:: EXERCISE DETAILS ::
Look through the lines below and state how many hold the word "even". Write only the number.

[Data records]
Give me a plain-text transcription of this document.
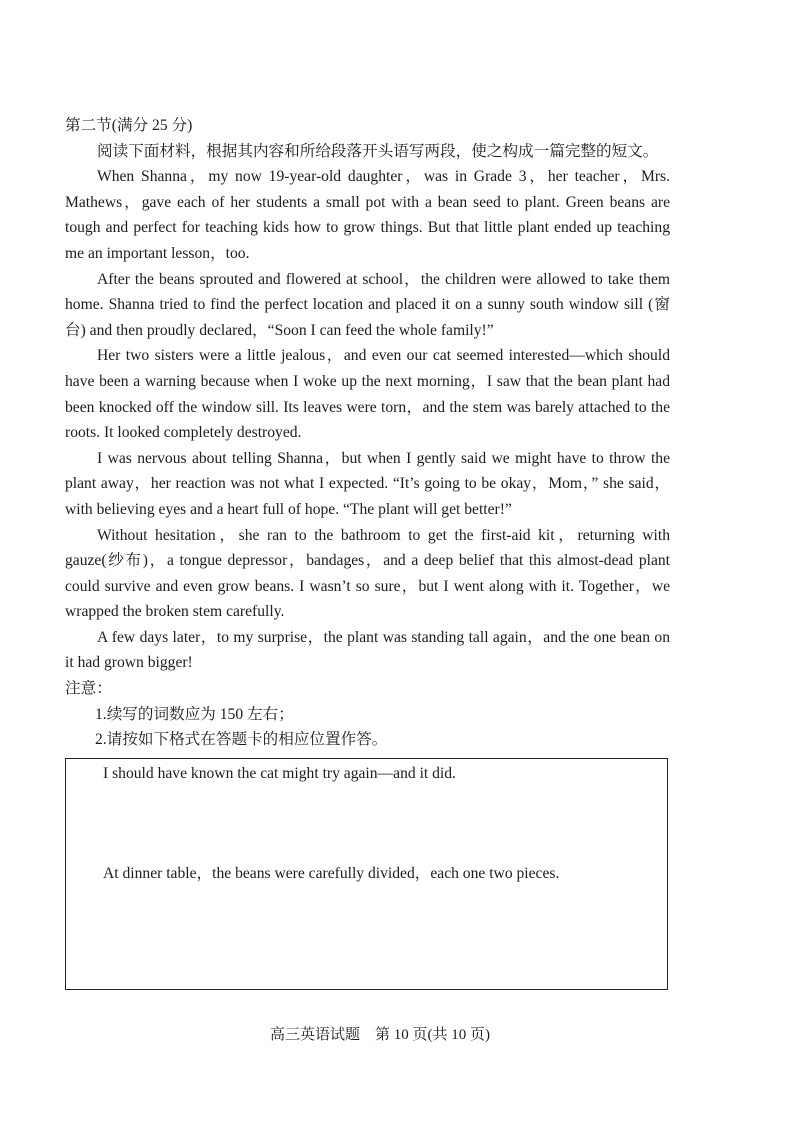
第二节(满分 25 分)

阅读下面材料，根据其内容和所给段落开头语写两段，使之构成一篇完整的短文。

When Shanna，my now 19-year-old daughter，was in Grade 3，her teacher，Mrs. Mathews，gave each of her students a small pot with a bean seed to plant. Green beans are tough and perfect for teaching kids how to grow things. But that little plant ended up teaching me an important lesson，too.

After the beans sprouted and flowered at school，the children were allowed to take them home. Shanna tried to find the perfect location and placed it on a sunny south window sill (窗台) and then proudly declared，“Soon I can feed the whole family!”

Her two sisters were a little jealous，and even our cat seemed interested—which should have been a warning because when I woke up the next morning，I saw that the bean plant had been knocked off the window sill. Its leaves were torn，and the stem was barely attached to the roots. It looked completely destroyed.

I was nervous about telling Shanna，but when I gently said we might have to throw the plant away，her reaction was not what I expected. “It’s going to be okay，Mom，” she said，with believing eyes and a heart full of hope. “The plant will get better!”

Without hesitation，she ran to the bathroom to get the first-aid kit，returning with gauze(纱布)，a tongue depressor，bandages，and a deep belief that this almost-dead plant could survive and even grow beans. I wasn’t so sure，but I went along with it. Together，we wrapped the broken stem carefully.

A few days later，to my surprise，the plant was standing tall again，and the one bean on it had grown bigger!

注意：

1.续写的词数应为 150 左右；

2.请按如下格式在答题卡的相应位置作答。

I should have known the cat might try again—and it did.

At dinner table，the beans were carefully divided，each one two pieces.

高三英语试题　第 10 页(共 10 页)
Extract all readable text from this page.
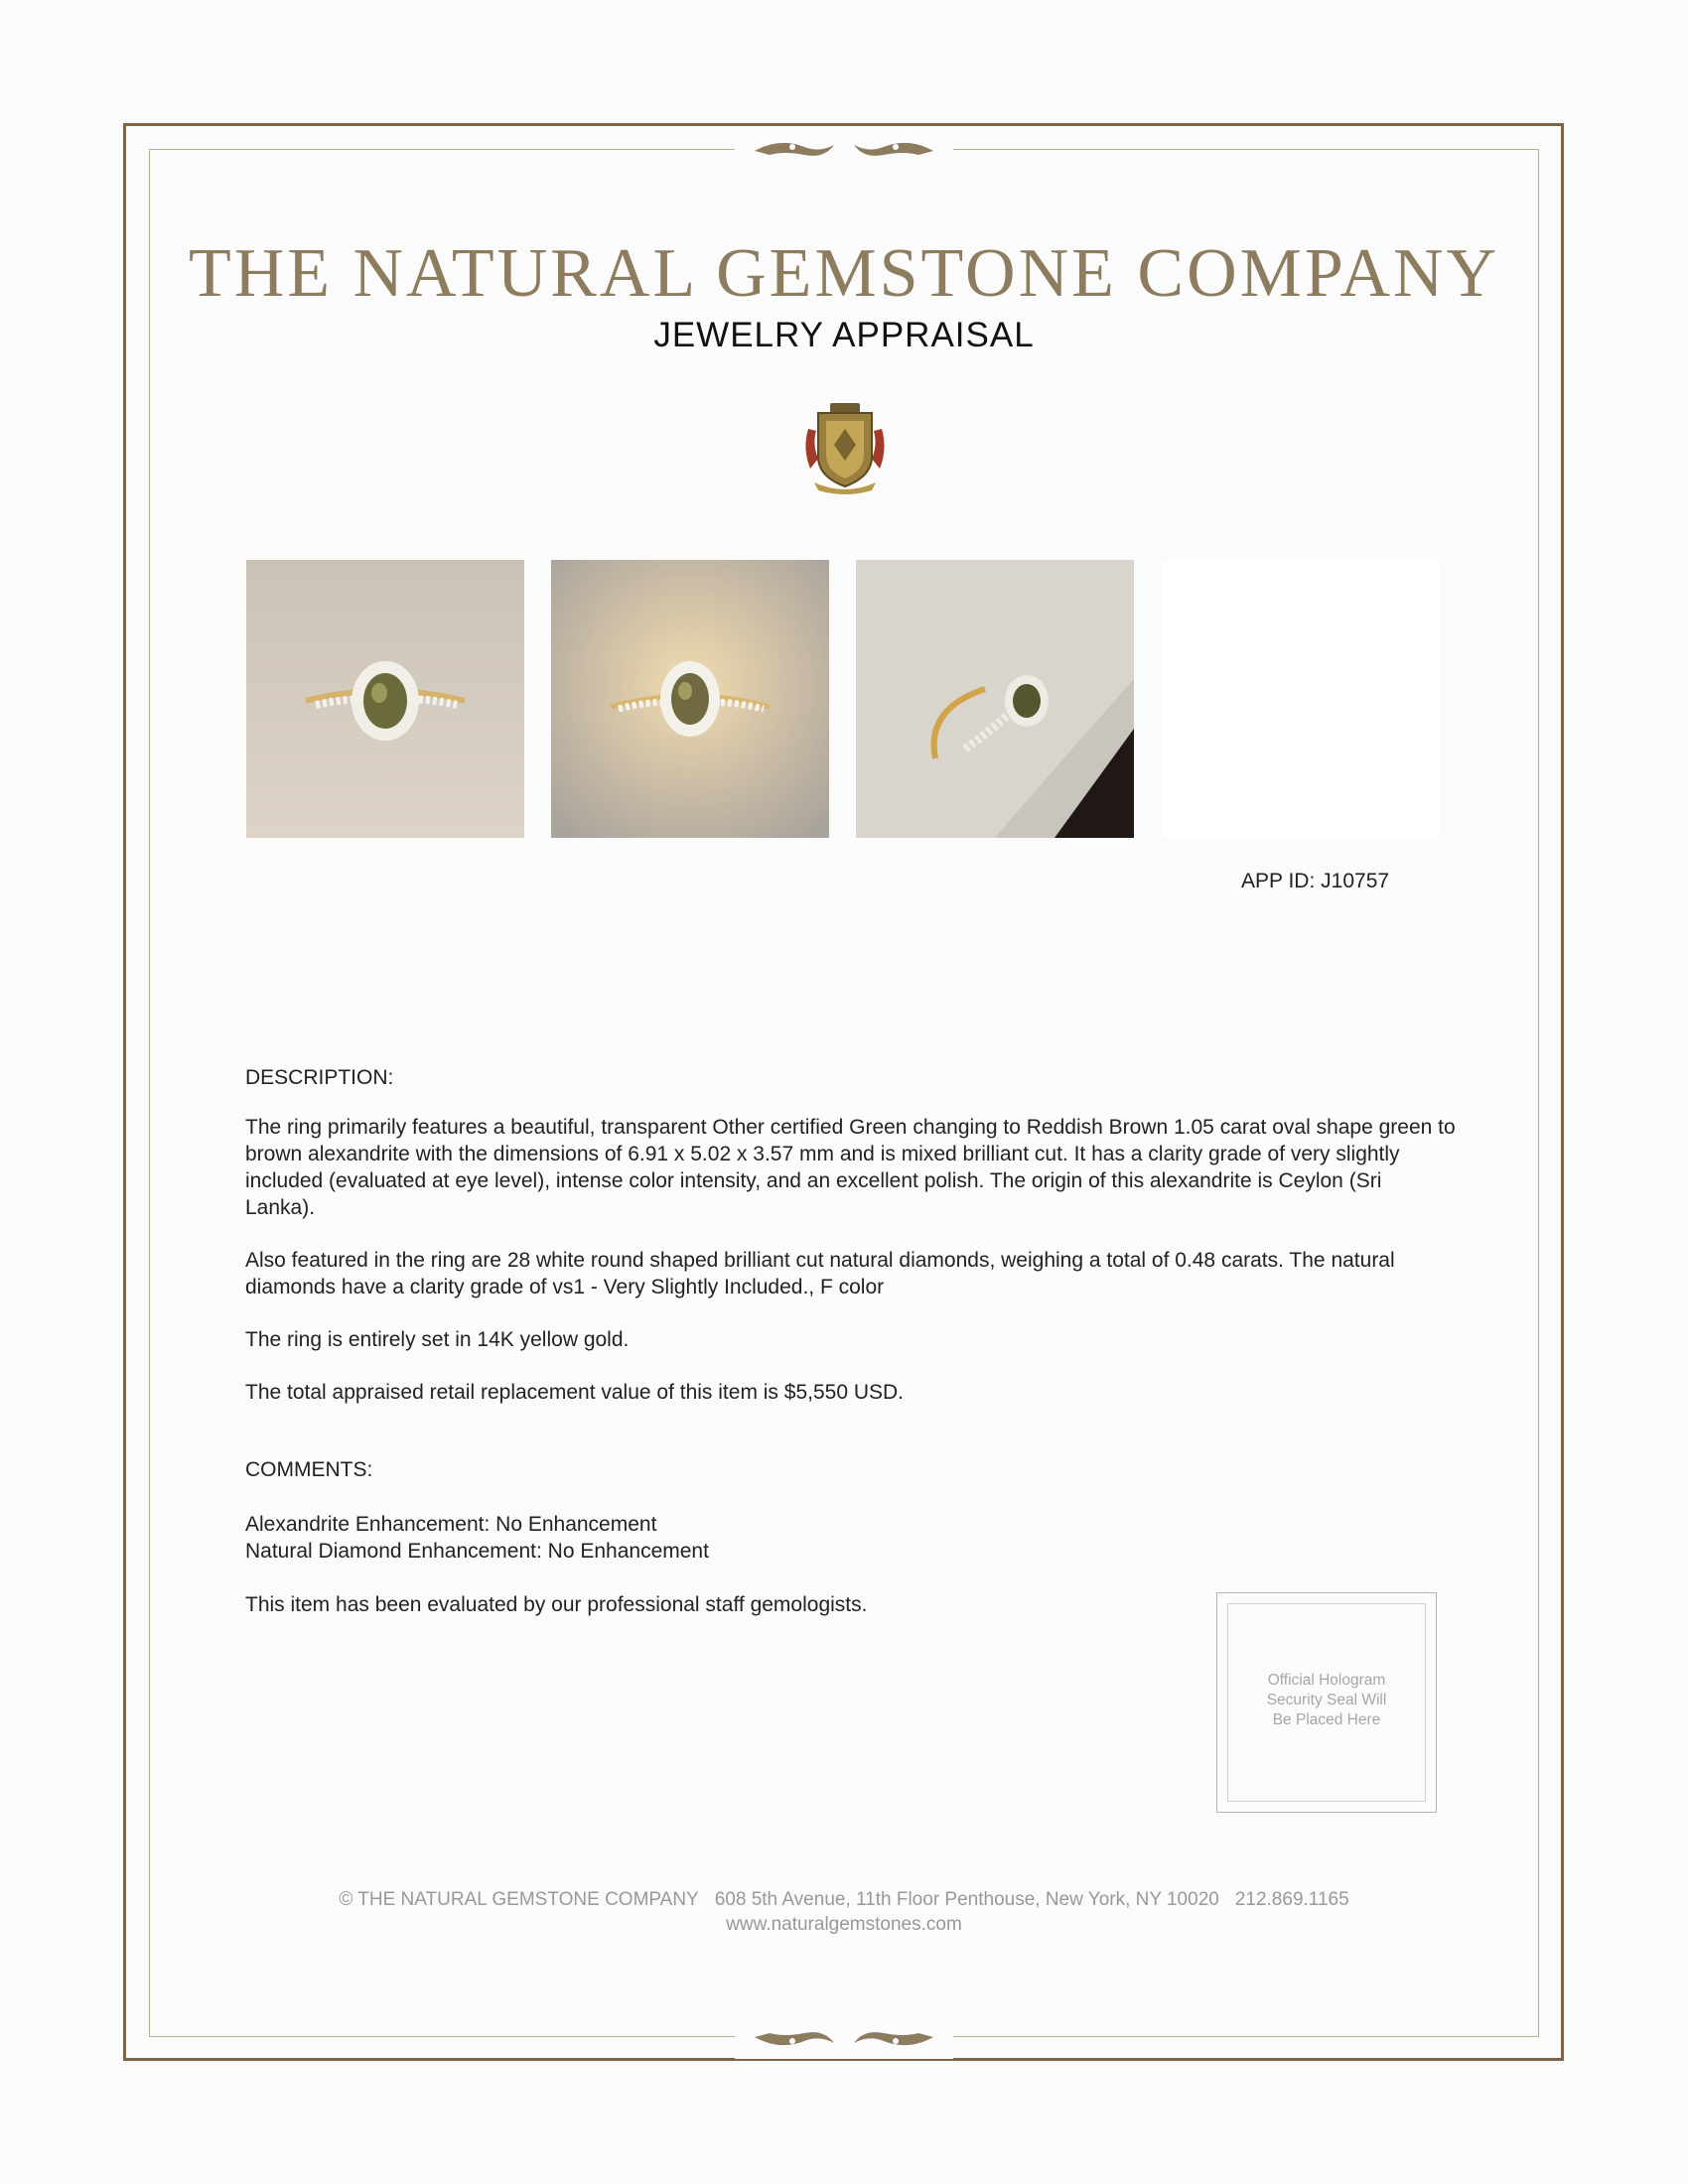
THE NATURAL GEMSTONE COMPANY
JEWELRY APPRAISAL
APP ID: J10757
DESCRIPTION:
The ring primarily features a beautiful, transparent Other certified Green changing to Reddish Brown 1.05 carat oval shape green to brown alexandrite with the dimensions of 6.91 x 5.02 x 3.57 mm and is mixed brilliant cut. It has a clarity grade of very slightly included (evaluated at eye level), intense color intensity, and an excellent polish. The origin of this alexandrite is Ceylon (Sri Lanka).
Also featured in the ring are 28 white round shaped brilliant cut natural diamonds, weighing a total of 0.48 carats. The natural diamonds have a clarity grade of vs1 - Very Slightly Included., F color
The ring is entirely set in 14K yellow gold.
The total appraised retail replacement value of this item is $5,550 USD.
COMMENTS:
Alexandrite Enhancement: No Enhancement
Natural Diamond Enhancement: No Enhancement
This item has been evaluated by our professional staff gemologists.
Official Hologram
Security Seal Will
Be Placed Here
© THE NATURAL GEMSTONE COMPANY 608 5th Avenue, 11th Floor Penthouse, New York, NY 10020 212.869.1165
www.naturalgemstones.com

:: REPLY ::
2